- WORK TO COMPLETE -
Gather all lines with "Lumborum" from the records.

START

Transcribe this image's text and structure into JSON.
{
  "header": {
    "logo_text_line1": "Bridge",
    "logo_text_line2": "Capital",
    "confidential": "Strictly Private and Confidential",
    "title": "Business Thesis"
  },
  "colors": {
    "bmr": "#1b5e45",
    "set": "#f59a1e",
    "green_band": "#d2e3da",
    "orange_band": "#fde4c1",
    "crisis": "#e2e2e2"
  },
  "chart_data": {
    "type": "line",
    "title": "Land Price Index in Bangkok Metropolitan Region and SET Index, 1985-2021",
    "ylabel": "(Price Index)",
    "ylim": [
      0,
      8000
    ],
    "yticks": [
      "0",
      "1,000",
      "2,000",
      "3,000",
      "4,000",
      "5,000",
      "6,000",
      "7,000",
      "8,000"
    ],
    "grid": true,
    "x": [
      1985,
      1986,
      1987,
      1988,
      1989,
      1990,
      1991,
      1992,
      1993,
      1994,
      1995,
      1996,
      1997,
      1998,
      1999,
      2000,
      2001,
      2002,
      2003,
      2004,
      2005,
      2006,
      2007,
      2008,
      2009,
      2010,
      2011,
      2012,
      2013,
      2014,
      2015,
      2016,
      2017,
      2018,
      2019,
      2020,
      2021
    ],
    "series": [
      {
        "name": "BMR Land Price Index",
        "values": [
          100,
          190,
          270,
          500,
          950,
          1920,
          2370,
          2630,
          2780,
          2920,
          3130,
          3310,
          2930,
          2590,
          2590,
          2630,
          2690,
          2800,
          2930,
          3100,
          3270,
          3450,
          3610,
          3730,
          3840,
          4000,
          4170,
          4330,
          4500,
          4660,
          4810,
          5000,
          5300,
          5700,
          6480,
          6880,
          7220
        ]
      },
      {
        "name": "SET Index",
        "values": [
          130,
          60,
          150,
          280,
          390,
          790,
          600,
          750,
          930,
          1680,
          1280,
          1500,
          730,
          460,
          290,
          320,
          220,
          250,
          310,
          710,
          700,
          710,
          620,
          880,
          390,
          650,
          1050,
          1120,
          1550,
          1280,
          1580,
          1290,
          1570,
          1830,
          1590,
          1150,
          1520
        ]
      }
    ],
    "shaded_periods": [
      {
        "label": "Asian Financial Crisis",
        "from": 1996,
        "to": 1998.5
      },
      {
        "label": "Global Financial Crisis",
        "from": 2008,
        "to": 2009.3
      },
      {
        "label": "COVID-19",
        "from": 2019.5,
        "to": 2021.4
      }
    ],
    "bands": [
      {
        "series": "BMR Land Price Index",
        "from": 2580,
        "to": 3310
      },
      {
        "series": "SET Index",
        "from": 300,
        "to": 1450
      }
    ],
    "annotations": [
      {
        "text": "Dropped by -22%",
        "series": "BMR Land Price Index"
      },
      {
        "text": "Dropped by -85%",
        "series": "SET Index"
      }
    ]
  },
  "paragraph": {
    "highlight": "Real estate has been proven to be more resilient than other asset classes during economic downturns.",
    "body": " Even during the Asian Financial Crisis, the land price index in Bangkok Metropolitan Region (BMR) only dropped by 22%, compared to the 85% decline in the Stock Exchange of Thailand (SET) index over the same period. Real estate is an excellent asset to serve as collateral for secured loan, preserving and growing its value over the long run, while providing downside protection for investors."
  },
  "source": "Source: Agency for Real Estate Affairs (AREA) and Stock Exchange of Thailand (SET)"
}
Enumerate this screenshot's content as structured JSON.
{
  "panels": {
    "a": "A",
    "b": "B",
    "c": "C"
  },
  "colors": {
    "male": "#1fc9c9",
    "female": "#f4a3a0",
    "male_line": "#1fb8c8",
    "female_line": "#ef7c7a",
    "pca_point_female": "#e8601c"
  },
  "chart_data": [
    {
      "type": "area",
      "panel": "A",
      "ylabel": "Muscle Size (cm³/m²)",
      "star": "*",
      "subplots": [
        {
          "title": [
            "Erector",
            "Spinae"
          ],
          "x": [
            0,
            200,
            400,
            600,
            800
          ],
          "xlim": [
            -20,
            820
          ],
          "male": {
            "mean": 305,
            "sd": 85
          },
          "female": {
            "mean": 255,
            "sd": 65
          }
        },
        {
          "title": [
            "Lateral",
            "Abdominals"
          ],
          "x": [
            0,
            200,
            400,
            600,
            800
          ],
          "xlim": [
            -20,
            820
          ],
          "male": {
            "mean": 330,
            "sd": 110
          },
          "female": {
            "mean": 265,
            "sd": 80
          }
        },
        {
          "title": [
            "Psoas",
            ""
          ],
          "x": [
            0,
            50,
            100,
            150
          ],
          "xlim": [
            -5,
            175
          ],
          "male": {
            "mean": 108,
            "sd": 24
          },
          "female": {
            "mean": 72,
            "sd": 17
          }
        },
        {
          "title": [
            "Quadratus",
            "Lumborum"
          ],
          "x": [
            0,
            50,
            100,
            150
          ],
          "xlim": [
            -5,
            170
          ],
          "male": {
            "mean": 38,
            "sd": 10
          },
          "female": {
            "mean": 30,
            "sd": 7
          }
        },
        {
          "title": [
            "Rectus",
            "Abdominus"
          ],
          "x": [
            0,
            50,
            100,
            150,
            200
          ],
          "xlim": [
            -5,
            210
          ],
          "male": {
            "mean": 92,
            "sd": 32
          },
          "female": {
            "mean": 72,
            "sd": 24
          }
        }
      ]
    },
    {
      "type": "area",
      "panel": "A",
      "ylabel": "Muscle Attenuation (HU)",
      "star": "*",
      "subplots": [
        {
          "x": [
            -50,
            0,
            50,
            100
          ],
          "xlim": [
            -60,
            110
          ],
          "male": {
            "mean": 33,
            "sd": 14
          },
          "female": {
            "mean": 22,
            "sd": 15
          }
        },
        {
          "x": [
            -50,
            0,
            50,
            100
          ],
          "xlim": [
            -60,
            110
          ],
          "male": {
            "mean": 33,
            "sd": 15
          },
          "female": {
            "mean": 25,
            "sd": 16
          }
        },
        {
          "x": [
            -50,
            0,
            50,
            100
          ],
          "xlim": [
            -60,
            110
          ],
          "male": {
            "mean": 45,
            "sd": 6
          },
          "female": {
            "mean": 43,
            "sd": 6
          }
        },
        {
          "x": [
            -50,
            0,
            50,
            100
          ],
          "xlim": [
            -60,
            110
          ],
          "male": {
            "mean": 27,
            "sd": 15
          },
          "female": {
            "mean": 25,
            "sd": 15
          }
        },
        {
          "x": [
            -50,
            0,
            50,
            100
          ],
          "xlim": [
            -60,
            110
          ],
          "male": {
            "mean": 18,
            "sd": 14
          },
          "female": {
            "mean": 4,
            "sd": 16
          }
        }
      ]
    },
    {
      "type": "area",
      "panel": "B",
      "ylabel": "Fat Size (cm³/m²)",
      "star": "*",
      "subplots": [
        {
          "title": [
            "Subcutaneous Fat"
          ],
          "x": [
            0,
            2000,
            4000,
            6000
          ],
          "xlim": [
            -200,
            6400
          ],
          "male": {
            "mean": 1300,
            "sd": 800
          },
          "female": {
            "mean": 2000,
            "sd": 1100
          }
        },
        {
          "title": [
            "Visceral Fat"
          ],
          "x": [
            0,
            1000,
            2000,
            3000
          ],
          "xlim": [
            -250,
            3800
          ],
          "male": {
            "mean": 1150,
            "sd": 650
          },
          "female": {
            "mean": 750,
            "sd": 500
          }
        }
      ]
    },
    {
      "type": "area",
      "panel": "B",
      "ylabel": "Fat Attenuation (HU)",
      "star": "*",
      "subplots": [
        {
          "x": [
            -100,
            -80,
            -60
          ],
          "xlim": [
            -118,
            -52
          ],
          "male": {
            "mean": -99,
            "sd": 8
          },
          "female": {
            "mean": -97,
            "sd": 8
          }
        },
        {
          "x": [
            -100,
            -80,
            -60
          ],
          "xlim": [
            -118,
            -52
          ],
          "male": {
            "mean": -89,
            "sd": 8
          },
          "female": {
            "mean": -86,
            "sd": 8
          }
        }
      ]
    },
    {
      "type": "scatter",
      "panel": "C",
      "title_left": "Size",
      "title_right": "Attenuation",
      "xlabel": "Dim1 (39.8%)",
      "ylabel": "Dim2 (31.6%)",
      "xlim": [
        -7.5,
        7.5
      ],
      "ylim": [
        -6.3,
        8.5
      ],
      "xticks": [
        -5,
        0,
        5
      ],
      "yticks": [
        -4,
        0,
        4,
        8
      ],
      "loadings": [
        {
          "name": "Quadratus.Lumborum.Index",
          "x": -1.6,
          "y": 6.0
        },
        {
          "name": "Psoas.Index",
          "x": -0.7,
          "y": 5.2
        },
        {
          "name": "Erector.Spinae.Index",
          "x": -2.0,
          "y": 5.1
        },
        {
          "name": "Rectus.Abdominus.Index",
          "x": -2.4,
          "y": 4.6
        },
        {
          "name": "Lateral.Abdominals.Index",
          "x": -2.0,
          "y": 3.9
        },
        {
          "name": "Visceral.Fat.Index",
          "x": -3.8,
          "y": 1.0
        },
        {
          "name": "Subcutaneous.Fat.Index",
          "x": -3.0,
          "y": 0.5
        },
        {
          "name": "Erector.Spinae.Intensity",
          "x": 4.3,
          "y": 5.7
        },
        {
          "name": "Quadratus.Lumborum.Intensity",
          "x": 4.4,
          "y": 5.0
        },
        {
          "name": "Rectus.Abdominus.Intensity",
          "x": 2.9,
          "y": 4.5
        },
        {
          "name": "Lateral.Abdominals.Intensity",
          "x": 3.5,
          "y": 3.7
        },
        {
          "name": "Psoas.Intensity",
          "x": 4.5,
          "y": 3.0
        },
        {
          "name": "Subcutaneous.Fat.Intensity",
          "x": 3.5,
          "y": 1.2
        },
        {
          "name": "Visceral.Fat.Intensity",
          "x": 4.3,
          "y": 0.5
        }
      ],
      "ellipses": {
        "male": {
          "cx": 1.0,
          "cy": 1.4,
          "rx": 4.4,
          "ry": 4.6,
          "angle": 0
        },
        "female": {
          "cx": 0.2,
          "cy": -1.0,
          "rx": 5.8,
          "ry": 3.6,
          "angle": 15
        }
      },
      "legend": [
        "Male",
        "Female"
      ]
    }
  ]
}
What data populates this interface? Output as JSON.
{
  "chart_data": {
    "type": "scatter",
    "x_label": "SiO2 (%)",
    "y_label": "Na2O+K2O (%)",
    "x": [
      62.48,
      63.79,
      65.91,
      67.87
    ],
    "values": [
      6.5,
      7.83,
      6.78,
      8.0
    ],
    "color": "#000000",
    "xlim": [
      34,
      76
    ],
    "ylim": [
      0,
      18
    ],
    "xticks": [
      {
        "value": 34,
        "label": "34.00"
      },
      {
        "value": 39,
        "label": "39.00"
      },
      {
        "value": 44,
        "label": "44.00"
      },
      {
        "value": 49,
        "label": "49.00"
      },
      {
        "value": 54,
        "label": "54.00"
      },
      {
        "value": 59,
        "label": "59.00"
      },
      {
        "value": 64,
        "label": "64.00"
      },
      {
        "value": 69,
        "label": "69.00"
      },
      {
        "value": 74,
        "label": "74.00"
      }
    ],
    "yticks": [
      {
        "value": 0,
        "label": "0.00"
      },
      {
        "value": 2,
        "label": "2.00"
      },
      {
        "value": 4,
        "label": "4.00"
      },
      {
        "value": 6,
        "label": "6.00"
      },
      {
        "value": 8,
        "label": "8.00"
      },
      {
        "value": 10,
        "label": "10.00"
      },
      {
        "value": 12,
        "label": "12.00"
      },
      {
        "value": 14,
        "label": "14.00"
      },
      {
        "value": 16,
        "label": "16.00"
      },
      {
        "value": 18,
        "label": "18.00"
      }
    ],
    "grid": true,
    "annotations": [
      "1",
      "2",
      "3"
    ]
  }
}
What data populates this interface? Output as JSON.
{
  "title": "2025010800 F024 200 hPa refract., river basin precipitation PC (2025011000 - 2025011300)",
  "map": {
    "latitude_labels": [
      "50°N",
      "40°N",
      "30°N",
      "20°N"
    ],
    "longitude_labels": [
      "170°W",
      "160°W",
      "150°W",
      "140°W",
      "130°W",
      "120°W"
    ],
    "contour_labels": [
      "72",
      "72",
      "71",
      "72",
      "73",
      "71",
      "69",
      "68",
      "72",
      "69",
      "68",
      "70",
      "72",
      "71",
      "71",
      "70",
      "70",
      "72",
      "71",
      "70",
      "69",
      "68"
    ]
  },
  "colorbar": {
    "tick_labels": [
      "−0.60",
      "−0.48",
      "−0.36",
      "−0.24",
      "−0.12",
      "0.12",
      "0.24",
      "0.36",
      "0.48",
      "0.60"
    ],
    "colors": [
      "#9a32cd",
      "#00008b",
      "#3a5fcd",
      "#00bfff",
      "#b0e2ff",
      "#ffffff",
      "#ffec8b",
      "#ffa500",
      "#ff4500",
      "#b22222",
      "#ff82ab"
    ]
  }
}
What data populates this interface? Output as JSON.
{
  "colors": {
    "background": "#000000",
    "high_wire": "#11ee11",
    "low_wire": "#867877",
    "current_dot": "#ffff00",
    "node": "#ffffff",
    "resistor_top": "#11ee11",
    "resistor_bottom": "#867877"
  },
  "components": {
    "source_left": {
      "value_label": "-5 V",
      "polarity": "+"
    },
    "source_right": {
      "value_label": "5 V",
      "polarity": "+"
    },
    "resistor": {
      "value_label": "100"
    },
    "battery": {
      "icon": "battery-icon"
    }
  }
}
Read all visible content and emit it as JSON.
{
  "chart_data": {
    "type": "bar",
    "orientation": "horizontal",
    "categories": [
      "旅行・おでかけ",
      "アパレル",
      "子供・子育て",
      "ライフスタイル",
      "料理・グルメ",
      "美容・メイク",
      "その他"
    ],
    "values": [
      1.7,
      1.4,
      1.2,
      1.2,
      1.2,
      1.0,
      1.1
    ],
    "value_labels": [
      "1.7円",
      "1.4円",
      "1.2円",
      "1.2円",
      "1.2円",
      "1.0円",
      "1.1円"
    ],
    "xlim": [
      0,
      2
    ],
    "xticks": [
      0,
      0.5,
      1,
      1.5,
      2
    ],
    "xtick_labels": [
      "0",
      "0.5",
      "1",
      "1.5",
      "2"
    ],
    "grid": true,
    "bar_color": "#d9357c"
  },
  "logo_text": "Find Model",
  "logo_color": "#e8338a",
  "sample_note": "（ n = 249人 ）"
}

END

- THE OUTPUT -
            "Lumborum"
          "name": "Quadratus.Lumborum.Index",
          "name": "Quadratus.Lumborum.Intensity",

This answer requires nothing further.